• _Problem_: Transcribe the records below in full; pictures stay out of the copy.

--

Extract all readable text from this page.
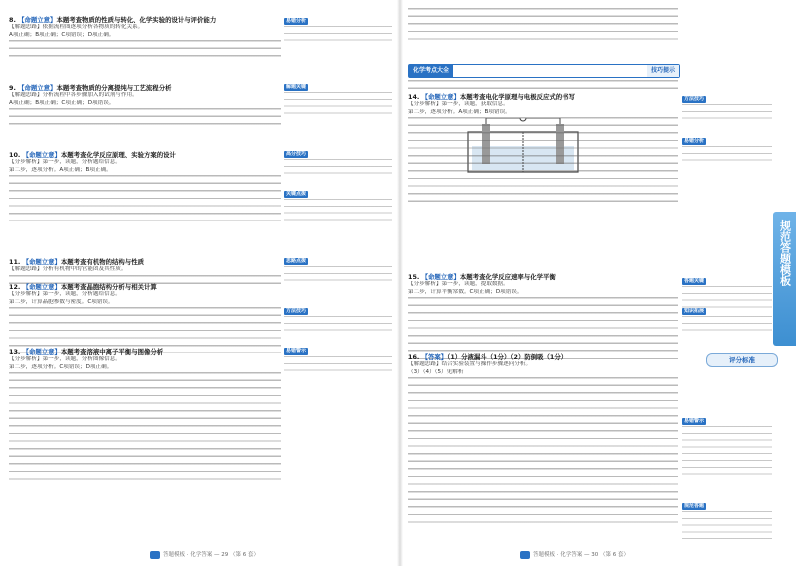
8. 【命题立意】本题考查物质的性质与转化、化学实验的设计与评价能力
【解题思路】依据流程图逐项分析各物质的转化关系。
A项正确；B项正确；C项错误；D项正确。
9. 【命题立意】本题考查物质的分离提纯与工艺流程分析
【解题思路】分析流程中各步骤加入的试剂与作用。
A项正确；B项正确；C项正确；D项错误。
10. 【命题立意】本题考查化学反应原理、实验方案的设计
【分步解析】第一步，读题，分析题给信息。
第二步，逐项分析。A项正确；B项正确。
11. 【命题立意】本题考查有机物的结构与性质
【解题思路】分析有机物中的官能团及其性质。
12. 【命题立意】本题考查晶胞结构分析与相关计算
【分步解析】第一步，读题，分析题给信息。
第二步，计算晶胞参数与密度。C项错误。
13. 【命题立意】本题考查溶液中离子平衡与图像分析
【分步解析】第一步，读题，分析图像信息。
第二步，逐项分析。C项错误；D项正确。
易错分析
解题关键
高分技巧
关键点拨
思路点拨
方法技巧
易错警示
答题模板 · 化学答案 — 29 （第 6 套）
化学考点大全	技巧提示
评分标准
14. 【命题立意】本题考查电化学原理与电极反应式的书写
【分步解析】第一步，读题，获取信息。
第二步，逐项分析。A项正确；B项错误。
15. 【命题立意】本题考查化学反应速率与化学平衡
【分步解析】第一步，读题，提取数据。
第二步，计算平衡常数。C项正确；D项错误。
16. 【答案】（1）分液漏斗（1分）（2）防倒吸（1分）
【解题思路】结合实验装置与操作步骤逐问分析。
（3）（4）（5）见解析
方法技巧
易错分析
答题关键
知识拓展
易错警示
规范答题
规范答题模板
答题模板 · 化学答案 — 30 （第 6 套）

--

• _Answer to the problem_:
Extract all readable text from this page.
8. 【命题立意】本题考查物质的性质与转化、化学实验的设计与评价能力
【解题思路】依据流程图逐项分析各物质的转化关系。
A项正确；B项正确；C项错误；D项正确。
9. 【命题立意】本题考查物质的分离提纯与工艺流程分析
【解题思路】分析流程中各步骤加入的试剂与作用。
A项正确；B项正确；C项正确；D项错误。
10. 【命题立意】本题考查化学反应原理、实验方案的设计
【分步解析】第一步，读题，分析题给信息。
第二步，逐项分析。A项正确；B项正确。
11. 【命题立意】本题考查有机物的结构与性质
【解题思路】分析有机物中的官能团及其性质。
12. 【命题立意】本题考查晶胞结构分析与相关计算
【分步解析】第一步，读题，分析题给信息。
第二步，计算晶胞参数与密度。C项错误。
13. 【命题立意】本题考查溶液中离子平衡与图像分析
【分步解析】第一步，读题，分析图像信息。
第二步，逐项分析。C项错误；D项正确。
易错分析
解题关键
高分技巧
关键点拨
思路点拨
方法技巧
易错警示
答题模板 · 化学答案 — 29 （第 6 套）
化学考点大全	技巧提示
评分标准
14. 【命题立意】本题考查电化学原理与电极反应式的书写
【分步解析】第一步，读题，获取信息。
第二步，逐项分析。A项正确；B项错误。
15. 【命题立意】本题考查化学反应速率与化学平衡
【分步解析】第一步，读题，提取数据。
第二步，计算平衡常数。C项正确；D项错误。
16. 【答案】（1）分液漏斗（1分）（2）防倒吸（1分）
【解题思路】结合实验装置与操作步骤逐问分析。
（3）（4）（5）见解析
方法技巧
易错分析
答题关键
知识拓展
易错警示
规范答题
规范答题模板
答题模板 · 化学答案 — 30 （第 6 套）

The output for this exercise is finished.